Problem statement — Write the next paragraph of the passage on rice databases and tools, picking up after its last sentence.

══ Excerpted text

The IsomiR bank database offers multiple miRNA variants, called “isoforms of miRNAs (isomiRs)” (Zhang et al. 2016). It contains 308,919 isomiRs from eight species, including rice. Similarly, to address miRNA-related RNA, such as competing endogenous RNA (ceRNA) and circular RNA (circRNA), the plant ceRNA database (PceRBase) (Yuan et al. 2016) and plant circular RNA database (PlantcircBase) (Chu et al. 2017) have been developed. PceRBase contains potential ceRNA targets from 26 plant species, including rice, and PlantcircBase deals with 40,311 circRNA that have been predicted to be important in the transcriptional regulation of rice.

Other types of ncRNAs are also supported. The PlantRNA (Cognat et al. 2012) and plant ribosomal DNA databases (Garcia et al. 2012) support specific ncRNA information about transfer RNA and rRNA, respectively.

Proteomics databases and tools

Transient or permanent protein–protein interactions (PPIs) are key events in cellular functions. Permanent PPIs are irreversible, whereas, transient protein complexes rapidly change their homo- or heterooligomeric states (Perkins et al. 2010). Given that approximately 80% of cellular proteins function within a complex, knowledge about PPIs provides insights into various crop traits. From the perspective of systems biology, PPIs highlight the functional pathways in large complex networks (Rao et al. 2014). To decipher the potential PPIs in rice, several resources have been constructed and host interactome datasets. These resources are broadly distinguishable in terms of the source of the embedded interactome, number of interactions, and available organisms. The interolog approach, which assumes that orthologs of interacting proteins in one organism tend to conserve their interactions in other organisms, is one method for predicting PPIs. Additional methods, such as text-mining, neighborhood analysis, co-expression analysis, fusion analysis, and co-occurrence analysis, have also been adopted to extend the interactome (Szklarczyk et al. 2017).

════
══ Data extracts

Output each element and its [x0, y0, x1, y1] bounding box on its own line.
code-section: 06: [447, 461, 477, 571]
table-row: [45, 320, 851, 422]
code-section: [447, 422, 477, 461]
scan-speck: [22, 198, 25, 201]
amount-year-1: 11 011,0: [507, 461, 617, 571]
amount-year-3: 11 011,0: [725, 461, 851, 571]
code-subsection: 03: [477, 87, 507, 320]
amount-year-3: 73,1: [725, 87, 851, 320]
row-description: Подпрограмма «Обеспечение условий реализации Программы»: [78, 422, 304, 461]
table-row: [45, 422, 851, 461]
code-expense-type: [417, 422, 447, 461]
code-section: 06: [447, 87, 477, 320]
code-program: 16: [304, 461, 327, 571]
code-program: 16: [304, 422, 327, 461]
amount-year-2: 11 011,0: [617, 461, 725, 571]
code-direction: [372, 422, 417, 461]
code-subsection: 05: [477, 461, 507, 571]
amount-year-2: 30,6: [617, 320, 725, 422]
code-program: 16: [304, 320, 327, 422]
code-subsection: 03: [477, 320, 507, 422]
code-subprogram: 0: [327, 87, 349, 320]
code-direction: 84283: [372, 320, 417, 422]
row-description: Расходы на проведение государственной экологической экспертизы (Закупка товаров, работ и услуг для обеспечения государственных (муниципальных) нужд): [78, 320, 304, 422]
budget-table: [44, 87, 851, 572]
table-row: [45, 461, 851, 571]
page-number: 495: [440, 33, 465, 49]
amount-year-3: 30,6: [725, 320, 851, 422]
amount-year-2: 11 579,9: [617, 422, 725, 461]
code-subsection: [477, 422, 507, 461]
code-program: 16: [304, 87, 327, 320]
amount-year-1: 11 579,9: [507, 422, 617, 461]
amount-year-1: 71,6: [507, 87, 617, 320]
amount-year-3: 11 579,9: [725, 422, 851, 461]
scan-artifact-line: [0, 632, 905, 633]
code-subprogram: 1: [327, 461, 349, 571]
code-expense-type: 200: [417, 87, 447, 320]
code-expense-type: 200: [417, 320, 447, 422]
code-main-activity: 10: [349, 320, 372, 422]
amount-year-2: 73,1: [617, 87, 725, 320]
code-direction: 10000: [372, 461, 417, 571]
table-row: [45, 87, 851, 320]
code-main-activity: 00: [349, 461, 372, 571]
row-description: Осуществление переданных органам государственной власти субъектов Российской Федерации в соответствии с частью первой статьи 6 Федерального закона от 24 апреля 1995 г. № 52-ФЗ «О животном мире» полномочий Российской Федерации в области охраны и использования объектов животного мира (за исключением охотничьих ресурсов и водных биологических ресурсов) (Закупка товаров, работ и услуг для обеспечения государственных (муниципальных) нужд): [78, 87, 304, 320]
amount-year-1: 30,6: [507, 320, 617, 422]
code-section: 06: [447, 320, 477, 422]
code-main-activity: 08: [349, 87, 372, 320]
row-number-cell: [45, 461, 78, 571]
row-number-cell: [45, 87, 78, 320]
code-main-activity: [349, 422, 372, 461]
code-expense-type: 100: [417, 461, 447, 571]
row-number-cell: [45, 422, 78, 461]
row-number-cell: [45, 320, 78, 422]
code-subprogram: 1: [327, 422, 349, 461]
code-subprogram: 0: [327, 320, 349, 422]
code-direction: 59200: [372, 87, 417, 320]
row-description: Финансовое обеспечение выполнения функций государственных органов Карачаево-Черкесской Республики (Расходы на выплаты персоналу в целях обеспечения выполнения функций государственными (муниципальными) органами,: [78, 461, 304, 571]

════

Result —
The Rice Interactions Viewer (RIV) database summarizes 37,112 interactions among 4567 proteins, which were deduced using the interolog approach and experimental evidence. Among those interactions, 1671 are self-interactions, and 35,441 are hetero-interactions (Ho et al. 2012). Experimental verification of the predicted interactome is supported using a dataset from the IntAct database. Though it has been a useful source, RIV is not subjected to frequent updating. To maximize interactome coverage, the STRING database includes indirect and predicted interactions and uses the widest breadth of sources available, from text-mining to computational predictions (Szklarczyk et al. 2017). STRING supports proteome information for 2031 organisms, and STRING version 10.5 hosts network connections for 26,428 Oryza sativa japonica subgroup proteins and 18,789 indica subgroup proteins. Interactions are given confidence scores that reflect biologically meaningful reproducible associations using seven evidence channels. The latest version of STRING contains Cytoscape app integration, programmatic access to the protein network, statistical analyses of the network, and user-provided interactome analyses. The predicted rice interactome network (PRIN) database annotates 76,585 non-redundant rice protein interaction pairs among 5049 rice proteins, primarily based on the interolog approach (Gu et al. 2011). Meaningful interactions within the network for the queried genes are identified by GO annotation, protein subcellular localization, and gene expression data. However, PRIN has not been updated since 2011. The database of interacting proteins in Oryza sativa (DIPOS) hosts 14,614,067 pairwise interactions among 27,746 proteins. DIPOS derives its PPIs from the interolog approach and domain-based predictions. However, since the database was first announced in 2011, no updates have been made to DIPOS. The IntAct Molecular Interaction Database service enables interactome data analyses derived from literature curations or direct user submissions, and it is regularly updated (Orchard et al. 2014). In addition to providing PPI information, the RiceNet database (RiceNet v2, http://www.inetbio.org/ricenet) offers two options for network prioritization including network direct neighborhood and context-associated hubs, which guide researchers to formulate their own hypotheses for future studies (Lee et al. 2015).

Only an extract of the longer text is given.